BEGIN

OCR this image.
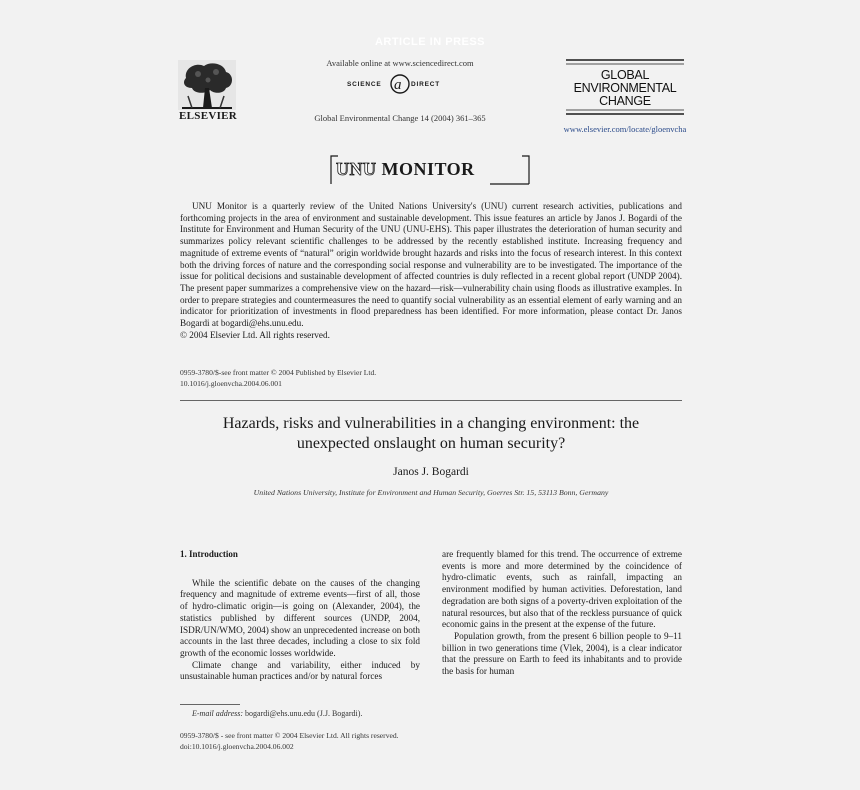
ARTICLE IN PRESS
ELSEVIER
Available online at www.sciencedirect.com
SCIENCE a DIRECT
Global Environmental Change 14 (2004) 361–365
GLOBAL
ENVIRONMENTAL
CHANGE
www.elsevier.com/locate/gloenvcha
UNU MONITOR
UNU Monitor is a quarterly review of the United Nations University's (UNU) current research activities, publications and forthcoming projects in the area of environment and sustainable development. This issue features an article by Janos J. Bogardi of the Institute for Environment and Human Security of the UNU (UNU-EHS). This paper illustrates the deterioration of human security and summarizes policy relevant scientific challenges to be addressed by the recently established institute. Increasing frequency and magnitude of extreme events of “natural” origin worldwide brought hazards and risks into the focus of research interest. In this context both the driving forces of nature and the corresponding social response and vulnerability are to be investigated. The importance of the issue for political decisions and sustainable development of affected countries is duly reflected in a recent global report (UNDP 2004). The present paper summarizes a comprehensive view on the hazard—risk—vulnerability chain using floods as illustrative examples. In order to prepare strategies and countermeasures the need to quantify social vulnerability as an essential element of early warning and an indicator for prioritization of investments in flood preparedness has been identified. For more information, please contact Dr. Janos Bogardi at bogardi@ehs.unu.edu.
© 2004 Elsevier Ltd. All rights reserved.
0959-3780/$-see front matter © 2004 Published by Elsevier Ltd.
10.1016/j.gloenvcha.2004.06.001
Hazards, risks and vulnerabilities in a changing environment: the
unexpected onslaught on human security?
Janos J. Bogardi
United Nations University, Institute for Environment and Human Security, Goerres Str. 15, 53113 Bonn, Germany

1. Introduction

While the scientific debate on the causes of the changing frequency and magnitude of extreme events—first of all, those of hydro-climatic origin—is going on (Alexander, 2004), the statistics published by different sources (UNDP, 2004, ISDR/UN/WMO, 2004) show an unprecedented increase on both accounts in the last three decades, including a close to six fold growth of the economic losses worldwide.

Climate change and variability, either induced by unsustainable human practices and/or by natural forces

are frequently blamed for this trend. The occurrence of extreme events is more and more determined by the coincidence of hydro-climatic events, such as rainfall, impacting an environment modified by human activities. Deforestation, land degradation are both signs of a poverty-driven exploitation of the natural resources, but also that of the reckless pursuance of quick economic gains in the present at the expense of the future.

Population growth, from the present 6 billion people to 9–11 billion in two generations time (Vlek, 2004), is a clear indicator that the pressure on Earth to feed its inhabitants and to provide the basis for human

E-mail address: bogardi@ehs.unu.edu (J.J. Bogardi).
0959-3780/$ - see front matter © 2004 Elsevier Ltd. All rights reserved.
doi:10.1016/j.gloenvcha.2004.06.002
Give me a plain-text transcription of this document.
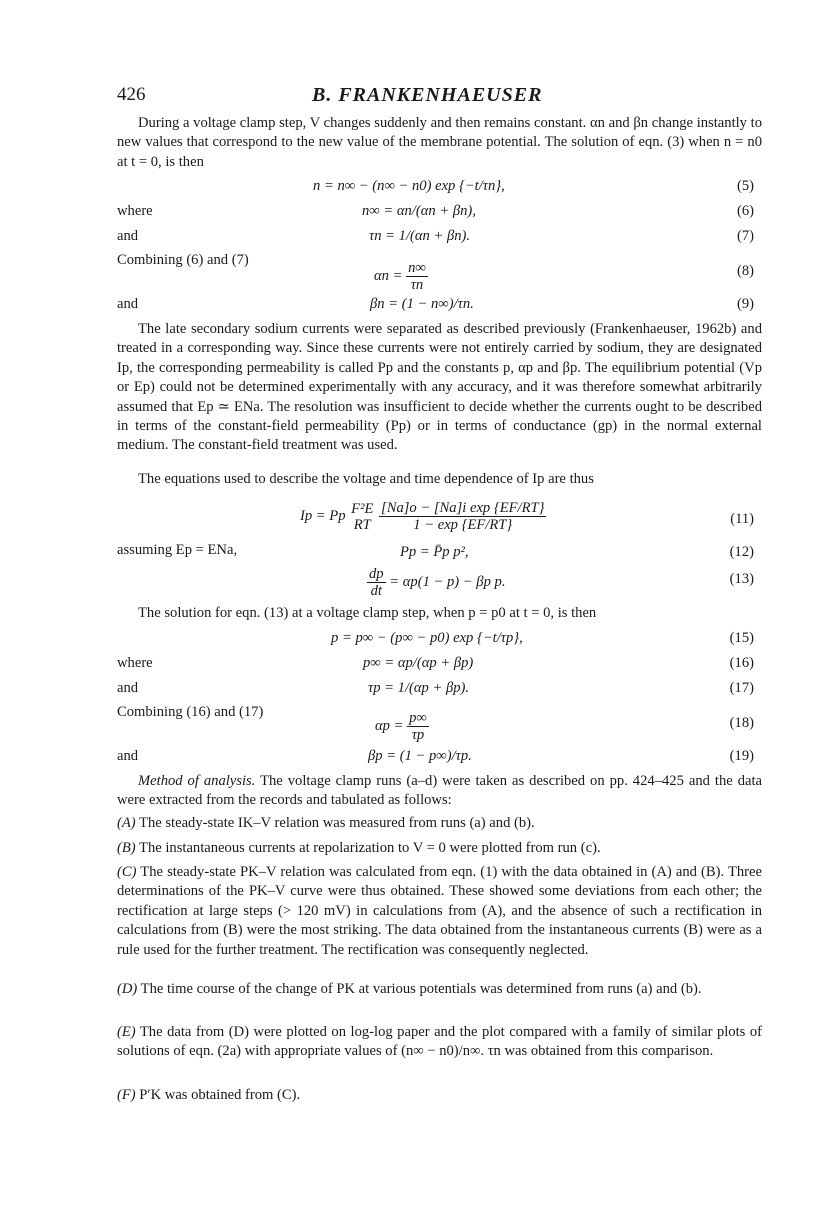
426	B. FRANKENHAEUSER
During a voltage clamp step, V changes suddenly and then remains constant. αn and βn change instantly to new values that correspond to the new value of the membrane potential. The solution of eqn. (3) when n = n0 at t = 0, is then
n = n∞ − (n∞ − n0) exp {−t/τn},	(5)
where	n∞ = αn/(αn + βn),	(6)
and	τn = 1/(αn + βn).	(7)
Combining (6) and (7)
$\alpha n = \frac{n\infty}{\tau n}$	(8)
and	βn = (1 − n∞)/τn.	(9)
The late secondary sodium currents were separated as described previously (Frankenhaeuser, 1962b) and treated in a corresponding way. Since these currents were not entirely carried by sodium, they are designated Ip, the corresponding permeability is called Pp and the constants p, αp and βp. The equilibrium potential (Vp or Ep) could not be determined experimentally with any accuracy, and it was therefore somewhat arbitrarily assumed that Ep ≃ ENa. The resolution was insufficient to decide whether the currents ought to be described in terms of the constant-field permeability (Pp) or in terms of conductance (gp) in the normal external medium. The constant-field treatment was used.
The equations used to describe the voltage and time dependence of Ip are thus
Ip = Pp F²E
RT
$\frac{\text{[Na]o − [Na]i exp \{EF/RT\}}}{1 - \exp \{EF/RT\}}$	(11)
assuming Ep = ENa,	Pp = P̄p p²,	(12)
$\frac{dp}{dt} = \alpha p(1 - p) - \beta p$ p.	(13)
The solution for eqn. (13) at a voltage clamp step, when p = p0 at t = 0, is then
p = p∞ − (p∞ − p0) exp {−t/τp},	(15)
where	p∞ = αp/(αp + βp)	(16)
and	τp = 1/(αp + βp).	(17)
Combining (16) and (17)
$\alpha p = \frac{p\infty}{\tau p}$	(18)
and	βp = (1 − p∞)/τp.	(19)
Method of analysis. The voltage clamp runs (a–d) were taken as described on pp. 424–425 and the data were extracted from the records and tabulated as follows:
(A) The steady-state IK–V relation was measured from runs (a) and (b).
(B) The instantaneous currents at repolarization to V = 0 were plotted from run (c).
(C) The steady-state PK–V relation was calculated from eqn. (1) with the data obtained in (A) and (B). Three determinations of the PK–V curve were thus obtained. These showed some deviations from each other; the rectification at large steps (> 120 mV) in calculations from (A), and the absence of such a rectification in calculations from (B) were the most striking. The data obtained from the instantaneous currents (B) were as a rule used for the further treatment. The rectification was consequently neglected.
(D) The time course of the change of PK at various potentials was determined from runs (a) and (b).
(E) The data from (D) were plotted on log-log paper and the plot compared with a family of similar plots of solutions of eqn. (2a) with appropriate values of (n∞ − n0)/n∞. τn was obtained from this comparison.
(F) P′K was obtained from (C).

END

■ **WHAT IS REQUIRED**
All the material shown above is to be copied exactly, with no pictures carried over.

■ **RESPONSE TO THIS EXERCISE**
OCR this image.
ARTICLE IN PRESS
ELSEVIER
Available online at www.sciencedirect.com
SCIENCE a DIRECT
Global Environmental Change 14 (2004) 361–365
GLOBAL
ENVIRONMENTAL
CHANGE
www.elsevier.com/locate/gloenvcha
UNU MONITOR
UNU Monitor is a quarterly review of the United Nations University's (UNU) current research activities, publications and forthcoming projects in the area of environment and sustainable development. This issue features an article by Janos J. Bogardi of the Institute for Environment and Human Security of the UNU (UNU-EHS). This paper illustrates the deterioration of human security and summarizes policy relevant scientific challenges to be addressed by the recently established institute. Increasing frequency and magnitude of extreme events of “natural” origin worldwide brought hazards and risks into the focus of research interest. In this context both the driving forces of nature and the corresponding social response and vulnerability are to be investigated. The importance of the issue for political decisions and sustainable development of affected countries is duly reflected in a recent global report (UNDP 2004). The present paper summarizes a comprehensive view on the hazard—risk—vulnerability chain using floods as illustrative examples. In order to prepare strategies and countermeasures the need to quantify social vulnerability as an essential element of early warning and an indicator for prioritization of investments in flood preparedness has been identified. For more information, please contact Dr. Janos Bogardi at bogardi@ehs.unu.edu.
© 2004 Elsevier Ltd. All rights reserved.
0959-3780/$-see front matter © 2004 Published by Elsevier Ltd.
10.1016/j.gloenvcha.2004.06.001
Hazards, risks and vulnerabilities in a changing environment: the
unexpected onslaught on human security?
Janos J. Bogardi
United Nations University, Institute for Environment and Human Security, Goerres Str. 15, 53113 Bonn, Germany

1. Introduction

While the scientific debate on the causes of the changing frequency and magnitude of extreme events—first of all, those of hydro-climatic origin—is going on (Alexander, 2004), the statistics published by different sources (UNDP, 2004, ISDR/UN/WMO, 2004) show an unprecedented increase on both accounts in the last three decades, including a close to six fold growth of the economic losses worldwide.

Climate change and variability, either induced by unsustainable human practices and/or by natural forces

are frequently blamed for this trend. The occurrence of extreme events is more and more determined by the coincidence of hydro-climatic events, such as rainfall, impacting an environment modified by human activities. Deforestation, land degradation are both signs of a poverty-driven exploitation of the natural resources, but also that of the reckless pursuance of quick economic gains in the present at the expense of the future.

Population growth, from the present 6 billion people to 9–11 billion in two generations time (Vlek, 2004), is a clear indicator that the pressure on Earth to feed its inhabitants and to provide the basis for human

E-mail address: bogardi@ehs.unu.edu (J.J. Bogardi).
0959-3780/$ - see front matter © 2004 Elsevier Ltd. All rights reserved.
doi:10.1016/j.gloenvcha.2004.06.002
Give me a plain-text transcription of this document.
426	B. FRANKENHAEUSER
During a voltage clamp step, V changes suddenly and then remains constant. αn and βn change instantly to new values that correspond to the new value of the membrane potential. The solution of eqn. (3) when n = n0 at t = 0, is then
n = n∞ − (n∞ − n0) exp {−t/τn},	(5)
where	n∞ = αn/(αn + βn),	(6)
and	τn = 1/(αn + βn).	(7)
Combining (6) and (7)
$\alpha n = \frac{n\infty}{\tau n}$	(8)
and	βn = (1 − n∞)/τn.	(9)
The late secondary sodium currents were separated as described previously (Frankenhaeuser, 1962b) and treated in a corresponding way. Since these currents were not entirely carried by sodium, they are designated Ip, the corresponding permeability is called Pp and the constants p, αp and βp. The equilibrium potential (Vp or Ep) could not be determined experimentally with any accuracy, and it was therefore somewhat arbitrarily assumed that Ep ≃ ENa. The resolution was insufficient to decide whether the currents ought to be described in terms of the constant-field permeability (Pp) or in terms of conductance (gp) in the normal external medium. The constant-field treatment was used.
The equations used to describe the voltage and time dependence of Ip are thus
Ip = Pp F²E
RT
$\frac{\text{[Na]o − [Na]i exp \{EF/RT\}}}{1 - \exp \{EF/RT\}}$	(11)
assuming Ep = ENa,	Pp = P̄p p²,	(12)
$\frac{dp}{dt} = \alpha p(1 - p) - \beta p$ p.	(13)
The solution for eqn. (13) at a voltage clamp step, when p = p0 at t = 0, is then
p = p∞ − (p∞ − p0) exp {−t/τp},	(15)
where	p∞ = αp/(αp + βp)	(16)
and	τp = 1/(αp + βp).	(17)
Combining (16) and (17)
$\alpha p = \frac{p\infty}{\tau p}$	(18)
and	βp = (1 − p∞)/τp.	(19)
Method of analysis. The voltage clamp runs (a–d) were taken as described on pp. 424–425 and the data were extracted from the records and tabulated as follows:
(A) The steady-state IK–V relation was measured from runs (a) and (b).
(B) The instantaneous currents at repolarization to V = 0 were plotted from run (c).
(C) The steady-state PK–V relation was calculated from eqn. (1) with the data obtained in (A) and (B). Three determinations of the PK–V curve were thus obtained. These showed some deviations from each other; the rectification at large steps (> 120 mV) in calculations from (A), and the absence of such a rectification in calculations from (B) were the most striking. The data obtained from the instantaneous currents (B) were as a rule used for the further treatment. The rectification was consequently neglected.
(D) The time course of the change of PK at various potentials was determined from runs (a) and (b).
(E) The data from (D) were plotted on log-log paper and the plot compared with a family of similar plots of solutions of eqn. (2a) with appropriate values of (n∞ − n0)/n∞. τn was obtained from this comparison.
(F) P′K was obtained from (C).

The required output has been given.